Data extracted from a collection

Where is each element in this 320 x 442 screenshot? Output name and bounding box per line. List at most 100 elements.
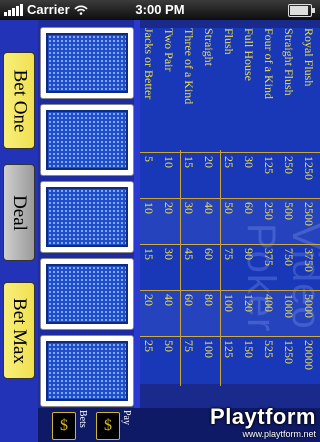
card-5[interactable] bbox=[40, 335, 134, 407]
card-back-pattern bbox=[46, 264, 128, 324]
payout-cell: 100 bbox=[202, 336, 216, 382]
payout-value: 30 bbox=[162, 248, 176, 260]
payout-cell: 120 bbox=[242, 290, 256, 336]
payout-value: 20 bbox=[142, 294, 156, 306]
bet-max-button[interactable]: Bet Max bbox=[3, 282, 35, 379]
payout-cell: 125 bbox=[222, 336, 236, 382]
payout-value: 10 bbox=[142, 202, 156, 214]
payout-value: 60 bbox=[182, 294, 196, 306]
payout-value: 250 bbox=[262, 202, 276, 220]
bet-max-label: Bet Max bbox=[9, 297, 30, 364]
payout-value: 5 bbox=[142, 156, 156, 162]
bet-one-button[interactable]: Bet One bbox=[3, 52, 35, 149]
payout-cell: 30 bbox=[162, 244, 176, 290]
payout-value: 60 bbox=[242, 202, 256, 214]
payout-cell: 90 bbox=[242, 244, 256, 290]
payout-value: 50 bbox=[162, 340, 176, 352]
payout-cell: 20000 bbox=[302, 336, 316, 382]
payout-value: 525 bbox=[262, 340, 276, 358]
payout-value: 25 bbox=[142, 340, 156, 352]
payout-cell: 80 bbox=[202, 290, 216, 336]
payout-cell: 375 bbox=[262, 244, 276, 290]
payout-cell: 1000 bbox=[282, 290, 296, 336]
payout-value: 125 bbox=[262, 156, 276, 174]
payout-value: 80 bbox=[202, 294, 216, 306]
clock: 3:00 PM bbox=[135, 2, 185, 17]
status-bar: Carrier 3:00 PM bbox=[0, 0, 320, 20]
payout-cell: 525 bbox=[262, 336, 276, 382]
card-4[interactable] bbox=[40, 258, 134, 330]
pay-dollar-icon: $ bbox=[96, 412, 120, 440]
payout-cell: 5 bbox=[142, 152, 156, 198]
payout-cell: 60 bbox=[242, 198, 256, 244]
payout-value: 15 bbox=[182, 156, 196, 168]
payout-value: 60 bbox=[202, 248, 216, 260]
payout-value: 150 bbox=[242, 340, 256, 358]
card-3[interactable] bbox=[40, 181, 134, 253]
card-1[interactable] bbox=[40, 27, 134, 99]
paytable-hand: Four of a Kind bbox=[262, 28, 276, 146]
payout-cell: 50 bbox=[222, 198, 236, 244]
payout-value: 100 bbox=[202, 340, 216, 358]
payout-cell: 100 bbox=[222, 290, 236, 336]
payout-value: 90 bbox=[242, 248, 256, 260]
battery-icon bbox=[288, 4, 315, 17]
hand-label: Two Pair bbox=[162, 28, 176, 72]
payout-value: 400 bbox=[262, 294, 276, 312]
payout-cell: 400 bbox=[262, 290, 276, 336]
paytable-gridline bbox=[180, 150, 181, 386]
payout-value: 50 bbox=[222, 202, 236, 214]
paytable-hand: Straight bbox=[202, 28, 216, 146]
payout-cell: 150 bbox=[242, 336, 256, 382]
paytable-gridline bbox=[220, 150, 221, 386]
hand-label: Straight Flush bbox=[282, 28, 296, 96]
payout-cell: 75 bbox=[182, 336, 196, 382]
payout-column: 5 10 15 20 25 bbox=[142, 152, 156, 384]
paytable-hand: Full House bbox=[242, 28, 256, 146]
payout-value: 1250 bbox=[302, 156, 316, 180]
payout-value: 500 bbox=[282, 202, 296, 220]
payout-column: 15 30 45 60 75 bbox=[182, 152, 196, 384]
payout-cell: 2500 bbox=[302, 198, 316, 244]
paytable-hand: Royal Flush bbox=[302, 28, 316, 146]
payout-cell: 125 bbox=[262, 152, 276, 198]
payout-value: 1000 bbox=[282, 294, 296, 318]
card-back-pattern bbox=[46, 110, 128, 170]
paytable-hand: Three of a Kind bbox=[182, 28, 196, 146]
payout-value: 125 bbox=[222, 340, 236, 358]
payout-cell: 25 bbox=[142, 336, 156, 382]
payout-cell: 500 bbox=[282, 198, 296, 244]
paytable-hand: Straight Flush bbox=[282, 28, 296, 146]
paytable-hand: Jacks or Better bbox=[142, 28, 156, 146]
payout-value: 30 bbox=[242, 156, 256, 168]
payout-value: 20 bbox=[162, 202, 176, 214]
hand-label: Jacks or Better bbox=[142, 28, 156, 100]
payout-value: 75 bbox=[222, 248, 236, 260]
payout-value: 40 bbox=[162, 294, 176, 306]
payout-cell: 750 bbox=[282, 244, 296, 290]
payout-cell: 10 bbox=[162, 152, 176, 198]
logo-url: www.playtform.net bbox=[242, 429, 316, 439]
hand-area bbox=[38, 20, 136, 408]
payout-value: 3750 bbox=[302, 248, 316, 272]
deal-button[interactable]: Deal bbox=[3, 164, 35, 261]
payout-column: 20 40 60 80 100 bbox=[202, 152, 216, 384]
payout-cell: 3750 bbox=[302, 244, 316, 290]
hand-label: Three of a Kind bbox=[182, 28, 196, 105]
logo-name: Playtform bbox=[210, 404, 316, 429]
card-back-pattern bbox=[46, 341, 128, 401]
pay-table: Video Poker Royal Flush Straight Flush Fou… bbox=[140, 28, 320, 386]
card-back-pattern bbox=[46, 33, 128, 93]
card-2[interactable] bbox=[40, 104, 134, 176]
payout-value: 1250 bbox=[282, 340, 296, 364]
payout-value: 2500 bbox=[302, 202, 316, 226]
payout-column: 30 60 90 120 150 bbox=[242, 152, 256, 384]
payout-cell: 50 bbox=[162, 336, 176, 382]
hand-names: Royal Flush Straight Flush Four of a Kind F… bbox=[140, 28, 320, 146]
paytable-hand: Flush bbox=[222, 28, 236, 146]
card-back-pattern bbox=[46, 187, 128, 247]
bets-dollar-icon: $ bbox=[52, 412, 76, 440]
payout-value: 250 bbox=[282, 156, 296, 174]
payout-cell: 60 bbox=[202, 244, 216, 290]
payout-values: 1250 2500 3750 5000 20000 250 500 750 1000 1250 12… bbox=[140, 150, 320, 386]
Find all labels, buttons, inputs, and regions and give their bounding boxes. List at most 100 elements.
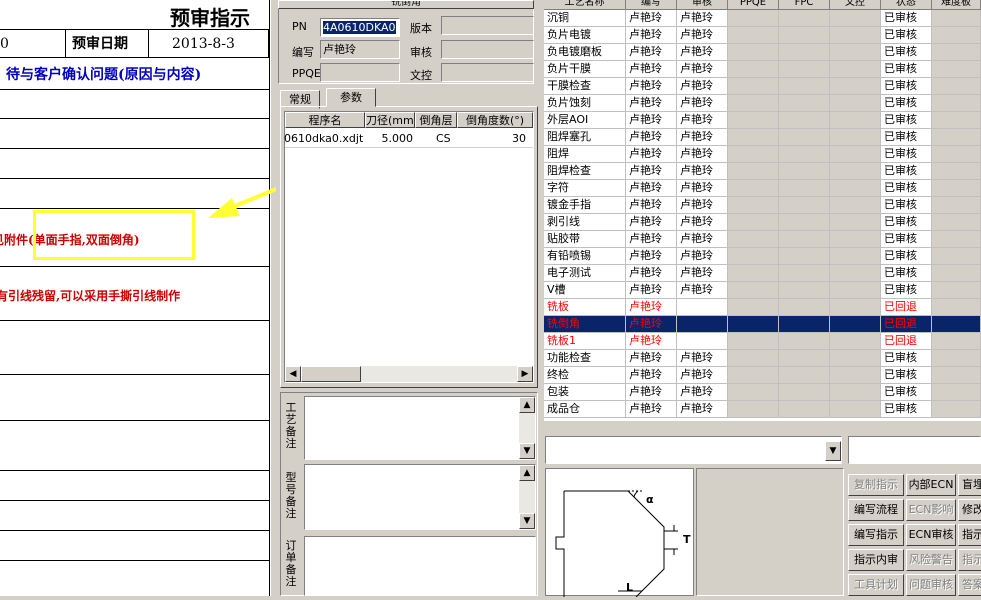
grid-cell-status[interactable]: 已审核 <box>881 350 932 367</box>
grid-cell-empty[interactable] <box>830 129 881 146</box>
grid-cell-empty[interactable] <box>830 384 881 401</box>
grid-cell-author[interactable]: 卢艳玲 <box>626 27 677 44</box>
col-degree[interactable]: 倒角度数(°) <box>457 112 533 128</box>
grid-cell-empty[interactable] <box>830 146 881 163</box>
grid-cell-empty[interactable] <box>932 248 981 265</box>
grid-cell-author[interactable]: 卢艳玲 <box>626 129 677 146</box>
grid-cell-empty[interactable] <box>728 350 779 367</box>
grid-cell-empty[interactable] <box>728 367 779 384</box>
grid-cell-empty[interactable] <box>779 27 830 44</box>
grid-cell-reviewer[interactable]: 卢艳玲 <box>677 129 728 146</box>
grid-cell-author[interactable]: 卢艳玲 <box>626 299 677 316</box>
grid-cell-empty[interactable] <box>779 146 830 163</box>
grid-cell-reviewer[interactable]: 卢艳玲 <box>677 10 728 27</box>
grid-cell-empty[interactable] <box>830 44 881 61</box>
command-button-6[interactable]: 编写指示 <box>848 524 904 546</box>
grid-cell-name[interactable]: 负片干膜 <box>544 61 626 78</box>
grid-cell-empty[interactable] <box>830 180 881 197</box>
chevron-down-icon[interactable]: ▼ <box>825 441 841 461</box>
grid-cell-empty[interactable] <box>779 231 830 248</box>
grid-cell-name[interactable]: 铣倒角 <box>544 316 626 333</box>
grid-cell-status[interactable]: 已审核 <box>881 401 932 418</box>
grid-cell-empty[interactable] <box>830 214 881 231</box>
command-button-11[interactable]: 指示 <box>958 549 981 571</box>
grid-cell-empty[interactable] <box>932 27 981 44</box>
process-grid[interactable]: 工艺名称 编写 审核 PPQE FPC 文控 状态 难度板 沉铜 卢艳玲 卢艳玲 已审核 负片电镀 卢艳玲… <box>544 0 981 421</box>
grid-cell-empty[interactable] <box>932 350 981 367</box>
grid-cell-reviewer[interactable]: 卢艳玲 <box>677 95 728 112</box>
model-remark-field[interactable] <box>304 464 536 530</box>
grid-cell-empty[interactable] <box>728 78 779 95</box>
grid-cell-name[interactable]: 阻焊检查 <box>544 163 626 180</box>
grid-cell-empty[interactable] <box>728 384 779 401</box>
grid-cell-status[interactable]: 已审核 <box>881 146 932 163</box>
grid-cell-empty[interactable] <box>779 299 830 316</box>
grid-cell-empty[interactable] <box>779 180 830 197</box>
grid-cell-status[interactable]: 已审核 <box>881 10 932 27</box>
grid-cell-name[interactable]: 镀金手指 <box>544 197 626 214</box>
grid-cell-author[interactable]: 卢艳玲 <box>626 146 677 163</box>
grid-cell-reviewer[interactable]: 卢艳玲 <box>677 197 728 214</box>
grid-cell-empty[interactable] <box>728 44 779 61</box>
grid-cell-name[interactable]: V槽 <box>544 282 626 299</box>
grid-cell-author[interactable]: 卢艳玲 <box>626 333 677 350</box>
grid-cell-empty[interactable] <box>779 112 830 129</box>
grid-cell-reviewer[interactable]: 卢艳玲 <box>677 163 728 180</box>
grid-cell-empty[interactable] <box>932 231 981 248</box>
grid-cell-empty[interactable] <box>932 112 981 129</box>
grid-cell-author[interactable]: 卢艳玲 <box>626 265 677 282</box>
grid-cell-status[interactable]: 已审核 <box>881 248 932 265</box>
command-button-13[interactable]: 问题审核 <box>906 574 956 596</box>
grid-cell-author[interactable]: 卢艳玲 <box>626 95 677 112</box>
col-diameter[interactable]: 刀径(mm) <box>365 112 415 128</box>
grid-cell-empty[interactable] <box>830 95 881 112</box>
command-button-9[interactable]: 指示内审 <box>848 549 904 571</box>
grid-cell-empty[interactable] <box>728 316 779 333</box>
col-process-name[interactable]: 工艺名称 <box>544 0 626 10</box>
grid-cell-status[interactable]: 已审核 <box>881 78 932 95</box>
grid-cell-status[interactable]: 已回退 <box>881 316 932 333</box>
grid-cell-empty[interactable] <box>932 316 981 333</box>
grid-cell-empty[interactable] <box>830 248 881 265</box>
grid-cell-reviewer[interactable]: 卢艳玲 <box>677 367 728 384</box>
grid-cell-name[interactable]: 剥引线 <box>544 214 626 231</box>
grid-cell-empty[interactable] <box>779 61 830 78</box>
grid-cell-empty[interactable] <box>932 401 981 418</box>
grid-cell-empty[interactable] <box>932 10 981 27</box>
grid-cell-empty[interactable] <box>728 248 779 265</box>
grid-cell-empty[interactable] <box>779 350 830 367</box>
scroll-down-icon[interactable]: ▼ <box>519 443 535 459</box>
col-difficulty[interactable]: 难度板 <box>932 0 981 10</box>
grid-cell-status[interactable]: 已审核 <box>881 44 932 61</box>
grid-cell-reviewer[interactable]: 卢艳玲 <box>677 384 728 401</box>
grid-cell-empty[interactable] <box>728 197 779 214</box>
grid-cell-status[interactable]: 已审核 <box>881 112 932 129</box>
grid-cell-empty[interactable] <box>932 214 981 231</box>
param-table[interactable] <box>284 111 534 383</box>
ppqe-field[interactable] <box>320 63 400 82</box>
grid-cell-status[interactable]: 已回退 <box>881 333 932 350</box>
grid-cell-empty[interactable] <box>779 367 830 384</box>
grid-cell-empty[interactable] <box>779 163 830 180</box>
col-doccontrol[interactable]: 文控 <box>830 0 881 10</box>
grid-cell-empty[interactable] <box>779 282 830 299</box>
command-button-2[interactable]: 盲埋 <box>958 474 981 496</box>
grid-cell-author[interactable]: 卢艳玲 <box>626 282 677 299</box>
grid-cell-reviewer[interactable] <box>677 316 728 333</box>
order-remark-field[interactable] <box>304 536 536 596</box>
grid-cell-empty[interactable] <box>932 163 981 180</box>
grid-cell-empty[interactable] <box>932 367 981 384</box>
author-field[interactable]: 卢艳玲 <box>320 40 400 59</box>
grid-cell-empty[interactable] <box>728 163 779 180</box>
grid-cell-empty[interactable] <box>932 129 981 146</box>
grid-cell-author[interactable]: 卢艳玲 <box>626 78 677 95</box>
grid-cell-empty[interactable] <box>779 10 830 27</box>
grid-cell-status[interactable]: 已回退 <box>881 299 932 316</box>
grid-cell-reviewer[interactable]: 卢艳玲 <box>677 248 728 265</box>
grid-cell-empty[interactable] <box>830 61 881 78</box>
grid-cell-status[interactable]: 已审核 <box>881 367 932 384</box>
grid-cell-empty[interactable] <box>728 112 779 129</box>
grid-cell-status[interactable]: 已审核 <box>881 265 932 282</box>
grid-cell-status[interactable]: 已审核 <box>881 61 932 78</box>
grid-cell-author[interactable]: 卢艳玲 <box>626 180 677 197</box>
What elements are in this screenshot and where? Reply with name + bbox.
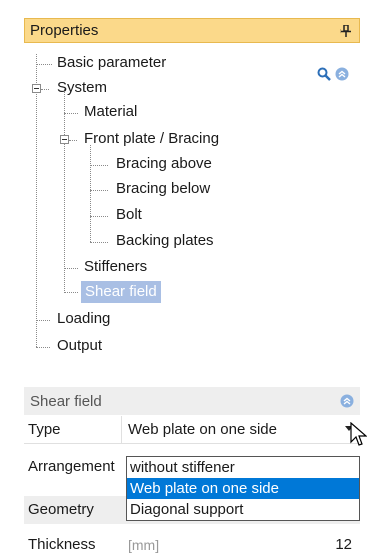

(AIM):
Copy out the lines of the records verbatim, from the line containing "grid-cell-status[interactable]: 已审核 <box>881 350" up to and including the line containing "grid-cell-empty[interactable] <box>779 146".

(EXPECTED OUTPUT):
grid-cell-status[interactable]: 已审核 <box>881 350 932 367</box>
grid-cell-empty[interactable] <box>830 129 881 146</box>
grid-cell-empty[interactable] <box>830 384 881 401</box>
grid-cell-author[interactable]: 卢艳玲 <box>626 27 677 44</box>
col-degree[interactable]: 倒角度数(°) <box>457 112 533 128</box>
grid-cell-empty[interactable] <box>830 146 881 163</box>
grid-cell-empty[interactable] <box>932 248 981 265</box>
grid-cell-author[interactable]: 卢艳玲 <box>626 129 677 146</box>
grid-cell-empty[interactable] <box>728 350 779 367</box>
grid-cell-empty[interactable] <box>728 367 779 384</box>
grid-cell-empty[interactable] <box>779 27 830 44</box>
grid-cell-reviewer[interactable]: 卢艳玲 <box>677 129 728 146</box>
grid-cell-author[interactable]: 卢艳玲 <box>626 299 677 316</box>
grid-cell-empty[interactable] <box>779 146 830 163</box>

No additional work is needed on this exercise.